#### Task objective:
Reproduce the article below on the health of the classical music industry, word for word and in full.

#### Quoted passage:
The Back Half
Nicholas Kenyon
Monday 1st May 2006
The gloom merchants keep predicting the demise of the classical music industry. But, as the 112th Proms programme is launched, the season’s controller Nicholas Kenyon argues that the sector is still vital, innovative – and flourishing
Classical music has been through seismic changes in recent times, with many questioning whether the classical recording industry can survive in the age of downloads and the internet. However, the good news is that live music and major events are flourishing more than ever.
The ways of delivering music to listeners have been transformed, and this has created some casualties. The areas of the music industry that did not anticipate how the rise of the internet would affect global rights have been caught on the hop by technological developments. But the gloom merchants who wrote, on the appearance of EMI’s much-lauded Tristan und Isolde with Plácido Domingo last year, that they would eat their hats if another complete opera ever appeared on CD have been forced to do just that. Last month, for example, an obscure Vivaldi opera, never before recorded, turned up in two new complete recordings.
What the public is telling us is that it wants to experience great music in fresh ways, and gain access to it by the most convenient means. This was the message of the stunning success of Radio 3’s free downloads of the Beethoven symphonies last year, an offer taken up about 1.4 million times worldwide. There is a huge appetite for more of this sort of material to be delivered in the easiest and most innovative ways possible. The Radio 3 initiative showed just what power broadcasting continues to have in leading the way towards novel methods of consumption. With the launch on 10 April of the Warner Classics commercial classical music downloading site, and the continued existence of sites run by companies such as Chandos and Naxos, this brave (and remarkably cheap) new world is slowly but surely becoming a reality.

#### Data provided:
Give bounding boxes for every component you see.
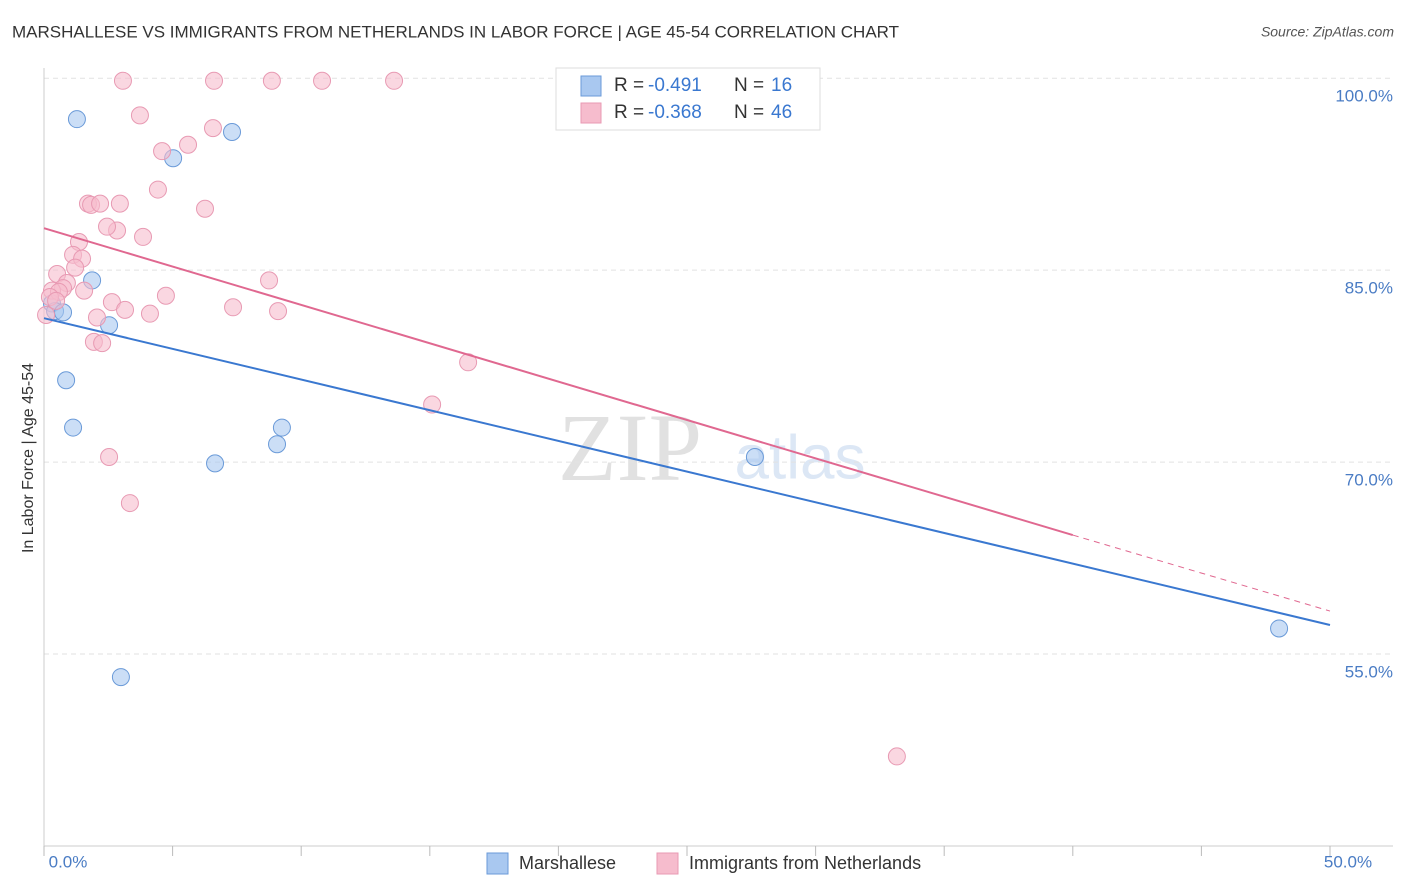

#### Finished answer:
The Back Half
Nicholas Kenyon
Monday 1st May 2006
The gloom merchants keep predicting the demise of the classical music industry. But, as the 112th Proms programme is launched, the season’s controller Nicholas Kenyon argues that the sector is still vital, innovative – and flourishing
Classical music has been through seismic changes in recent times, with many questioning whether the classical recording industry can survive in the age of downloads and the internet. However, the good news is that live music and major events are flourishing more than ever.
The ways of delivering music to listeners have been transformed, and this has created some casualties. The areas of the music industry that did not anticipate how the rise of the internet would affect global rights have been caught on the hop by technological developments. But the gloom merchants who wrote, on the appearance of EMI’s much-lauded Tristan und Isolde with Plácido Domingo last year, that they would eat their hats if another complete opera ever appeared on CD have been forced to do just that. Last month, for example, an obscure Vivaldi opera, never before recorded, turned up in two new complete recordings.
What the public is telling us is that it wants to experience great music in fresh ways, and gain access to it by the most convenient means. This was the message of the stunning success of Radio 3’s free downloads of the Beethoven symphonies last year, an offer taken up about 1.4 million times worldwide. There is a huge appetite for more of this sort of material to be delivered in the easiest and most innovative ways possible. The Radio 3 initiative showed just what power broadcasting continues to have in leading the way towards novel methods of consumption. With the launch on 10 April of the Warner Classics commercial classical music downloading site, and the continued existence of sites run by companies such as Chandos and Naxos, this brave (and remarkably cheap) new world is slowly but surely becoming a reality.